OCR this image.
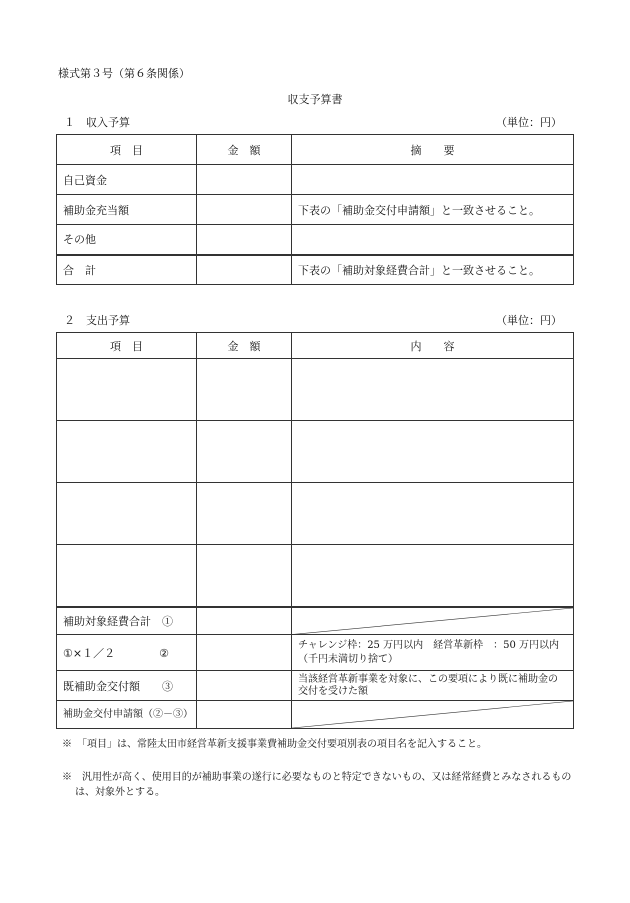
様式第３号（第６条関係）
収支予算書
１　収入予算	（単位：円）
項　目	金　額	摘　　要
自己資金		
補助金充当額		下表の「補助金交付申請額」と一致させること。
その他		
合　計		下表の「補助対象経費合計」と一致させること。
２　支出予算	（単位：円）
項　目	金　額	内　　容

補助対象経費合計　①		

①×１／２　　　　②		チャレンジ枠：25 万円以内　経営革新枠　：50 万円以内（千円未満切り捨て）
既補助金交付額　　③		当該経営革新事業を対象に、この要項により既に補助金の交付を受けた額
補助金交付申請額（②－③）		
※　「項目」は、常陸太田市経営革新支援事業費補助金交付要項別表の項目名を記入すること。
※　汎用性が高く、使用目的が補助事業の遂行に必要なものと特定できないもの、又は経常経費とみなされるものは、対象外とする。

----------

◆ **Given exercise**
Output the entries above exactly. Drop the pictures.

◆ **Reply to the exercise**
OCR this image.
様式第３号（第６条関係）
収支予算書
１　収入予算	（単位：円）
項　目	金　額	摘　　要
自己資金		
補助金充当額		下表の「補助金交付申請額」と一致させること。
その他		
合　計		下表の「補助対象経費合計」と一致させること。
２　支出予算	（単位：円）
項　目	金　額	内　　容

補助対象経費合計　①		

①×１／２　　　　②		チャレンジ枠：25 万円以内　経営革新枠　：50 万円以内（千円未満切り捨て）
既補助金交付額　　③		当該経営革新事業を対象に、この要項により既に補助金の交付を受けた額
補助金交付申請額（②－③）		
※　「項目」は、常陸太田市経営革新支援事業費補助金交付要項別表の項目名を記入すること。
※　汎用性が高く、使用目的が補助事業の遂行に必要なものと特定できないもの、又は経常経費とみなされるものは、対象外とする。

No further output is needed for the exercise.